Extracted data entries:
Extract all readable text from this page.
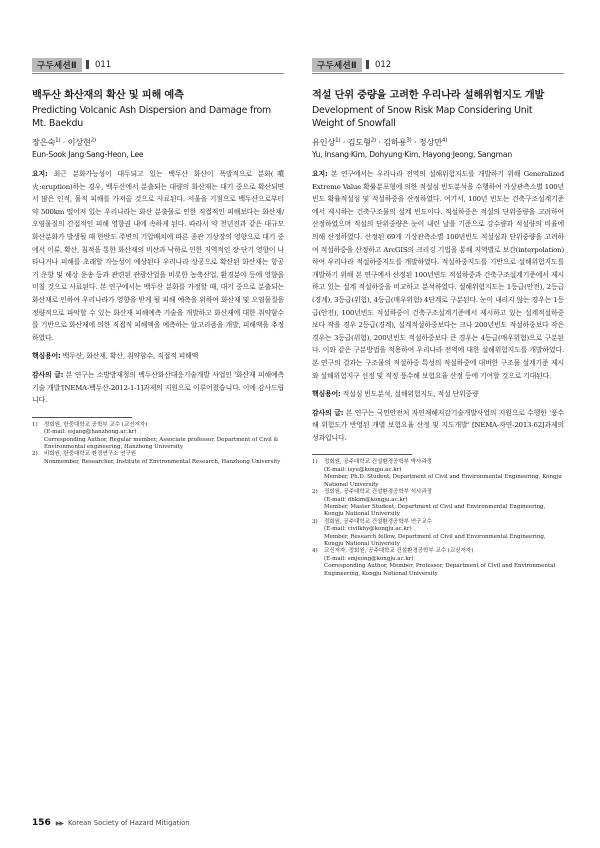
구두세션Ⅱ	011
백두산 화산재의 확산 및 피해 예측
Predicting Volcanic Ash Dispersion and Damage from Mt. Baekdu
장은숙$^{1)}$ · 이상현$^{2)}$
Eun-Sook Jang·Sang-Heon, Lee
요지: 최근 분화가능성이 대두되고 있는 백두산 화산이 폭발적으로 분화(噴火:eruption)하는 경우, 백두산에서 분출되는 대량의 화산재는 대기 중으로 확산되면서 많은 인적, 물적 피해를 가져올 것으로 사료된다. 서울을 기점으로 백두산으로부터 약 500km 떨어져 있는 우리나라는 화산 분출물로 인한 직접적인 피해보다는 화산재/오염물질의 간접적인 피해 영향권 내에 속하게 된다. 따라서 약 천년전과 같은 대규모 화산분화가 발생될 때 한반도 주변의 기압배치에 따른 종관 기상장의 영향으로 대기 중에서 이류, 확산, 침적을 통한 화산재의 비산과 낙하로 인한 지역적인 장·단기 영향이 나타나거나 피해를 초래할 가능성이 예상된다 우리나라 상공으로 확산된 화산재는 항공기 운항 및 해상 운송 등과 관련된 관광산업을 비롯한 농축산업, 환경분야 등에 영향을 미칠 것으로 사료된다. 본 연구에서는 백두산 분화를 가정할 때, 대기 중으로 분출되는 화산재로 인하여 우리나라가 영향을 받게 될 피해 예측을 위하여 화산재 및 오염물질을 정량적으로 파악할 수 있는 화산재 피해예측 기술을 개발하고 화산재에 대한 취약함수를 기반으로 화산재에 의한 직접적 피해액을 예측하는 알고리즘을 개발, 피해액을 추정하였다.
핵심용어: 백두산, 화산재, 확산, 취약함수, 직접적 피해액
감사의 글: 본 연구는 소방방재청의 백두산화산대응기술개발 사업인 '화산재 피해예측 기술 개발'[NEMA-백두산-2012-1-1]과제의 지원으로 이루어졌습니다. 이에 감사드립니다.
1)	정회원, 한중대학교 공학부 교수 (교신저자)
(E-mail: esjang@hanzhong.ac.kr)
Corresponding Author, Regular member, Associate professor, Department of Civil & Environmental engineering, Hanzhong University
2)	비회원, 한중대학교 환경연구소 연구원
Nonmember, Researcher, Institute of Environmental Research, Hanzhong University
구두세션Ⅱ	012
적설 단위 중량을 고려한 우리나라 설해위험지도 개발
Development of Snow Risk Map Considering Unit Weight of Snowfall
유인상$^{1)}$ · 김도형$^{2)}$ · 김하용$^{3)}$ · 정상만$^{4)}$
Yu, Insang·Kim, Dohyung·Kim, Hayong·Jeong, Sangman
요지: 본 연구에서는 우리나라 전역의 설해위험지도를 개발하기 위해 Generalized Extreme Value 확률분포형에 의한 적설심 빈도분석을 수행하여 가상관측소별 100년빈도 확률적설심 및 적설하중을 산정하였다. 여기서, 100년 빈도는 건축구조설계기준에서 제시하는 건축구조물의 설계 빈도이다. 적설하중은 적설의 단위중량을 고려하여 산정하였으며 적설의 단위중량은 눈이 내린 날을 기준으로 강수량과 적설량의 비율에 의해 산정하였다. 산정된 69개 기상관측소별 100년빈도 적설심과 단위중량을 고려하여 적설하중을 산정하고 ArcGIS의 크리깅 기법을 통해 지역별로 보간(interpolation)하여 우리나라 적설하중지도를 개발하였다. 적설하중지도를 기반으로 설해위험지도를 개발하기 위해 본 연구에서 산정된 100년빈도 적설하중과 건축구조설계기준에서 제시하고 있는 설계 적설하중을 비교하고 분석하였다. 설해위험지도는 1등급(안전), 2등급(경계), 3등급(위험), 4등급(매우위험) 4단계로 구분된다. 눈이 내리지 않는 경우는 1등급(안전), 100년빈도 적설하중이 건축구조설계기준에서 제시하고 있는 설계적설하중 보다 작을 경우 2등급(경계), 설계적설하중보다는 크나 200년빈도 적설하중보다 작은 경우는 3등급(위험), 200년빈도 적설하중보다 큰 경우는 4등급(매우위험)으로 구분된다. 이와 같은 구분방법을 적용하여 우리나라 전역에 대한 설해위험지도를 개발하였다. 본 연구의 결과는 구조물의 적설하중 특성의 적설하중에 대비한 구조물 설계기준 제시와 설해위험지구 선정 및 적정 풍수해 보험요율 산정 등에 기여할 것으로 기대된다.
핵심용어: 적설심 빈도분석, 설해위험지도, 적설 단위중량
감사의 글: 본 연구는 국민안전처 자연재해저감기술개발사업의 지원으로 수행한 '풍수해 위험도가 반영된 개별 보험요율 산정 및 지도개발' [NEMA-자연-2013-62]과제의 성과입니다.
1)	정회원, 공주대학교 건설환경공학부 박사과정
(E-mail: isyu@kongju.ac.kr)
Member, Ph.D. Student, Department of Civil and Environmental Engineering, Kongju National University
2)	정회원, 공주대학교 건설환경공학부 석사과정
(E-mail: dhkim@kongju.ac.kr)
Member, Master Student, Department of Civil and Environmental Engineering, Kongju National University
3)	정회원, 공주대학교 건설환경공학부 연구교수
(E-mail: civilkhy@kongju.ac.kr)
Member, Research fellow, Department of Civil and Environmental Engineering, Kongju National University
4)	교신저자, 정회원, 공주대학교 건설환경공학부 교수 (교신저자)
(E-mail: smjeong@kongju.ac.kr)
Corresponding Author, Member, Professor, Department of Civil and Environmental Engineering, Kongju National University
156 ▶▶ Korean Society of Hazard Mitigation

==

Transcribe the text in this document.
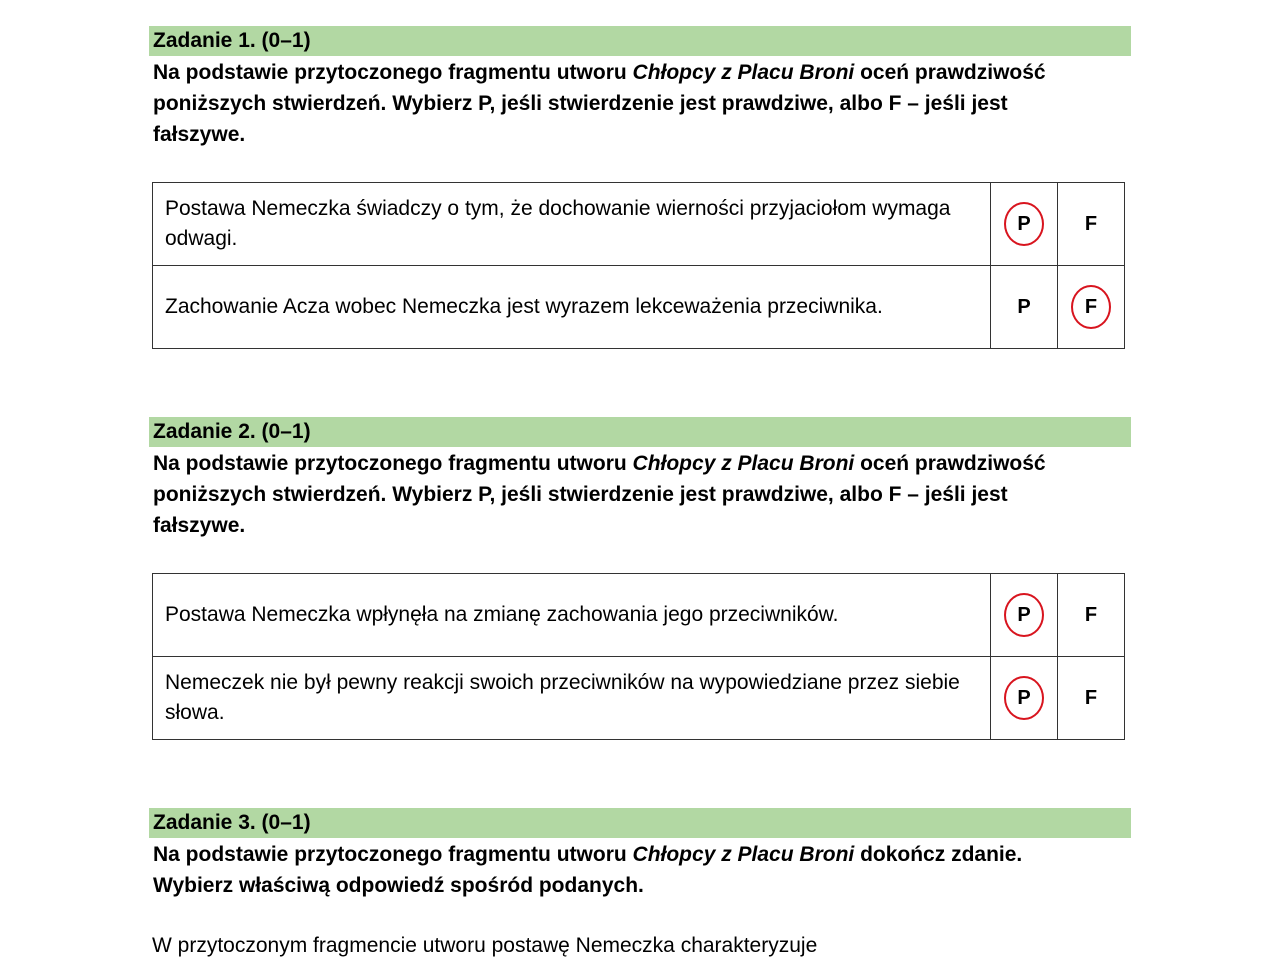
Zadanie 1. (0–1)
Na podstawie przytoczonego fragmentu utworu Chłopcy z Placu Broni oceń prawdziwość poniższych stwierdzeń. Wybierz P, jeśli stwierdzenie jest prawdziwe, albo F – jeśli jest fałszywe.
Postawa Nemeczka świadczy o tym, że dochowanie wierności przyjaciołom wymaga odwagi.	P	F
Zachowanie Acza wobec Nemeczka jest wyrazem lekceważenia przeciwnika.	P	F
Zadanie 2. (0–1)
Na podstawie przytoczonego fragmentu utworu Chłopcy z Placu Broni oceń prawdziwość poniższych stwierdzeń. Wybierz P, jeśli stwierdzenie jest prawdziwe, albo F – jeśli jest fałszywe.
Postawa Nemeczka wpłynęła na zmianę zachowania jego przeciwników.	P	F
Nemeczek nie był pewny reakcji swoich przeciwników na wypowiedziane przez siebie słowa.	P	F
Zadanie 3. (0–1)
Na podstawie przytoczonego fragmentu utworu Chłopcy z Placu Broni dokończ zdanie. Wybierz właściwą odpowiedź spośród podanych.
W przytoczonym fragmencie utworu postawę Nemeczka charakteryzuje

**Your objective**
Point out every line holding the string "Nemeczka" and copy it.

**Correct result**
Postawa Nemeczka świadczy o tym, że dochowanie wierności przyjaciołom wymaga odwagi.	P	F
Zachowanie Acza wobec Nemeczka jest wyrazem lekceważenia przeciwnika.	P	F
Postawa Nemeczka wpłynęła na zmianę zachowania jego przeciwników.	P	F
W przytoczonym fragmencie utworu postawę Nemeczka charakteryzuje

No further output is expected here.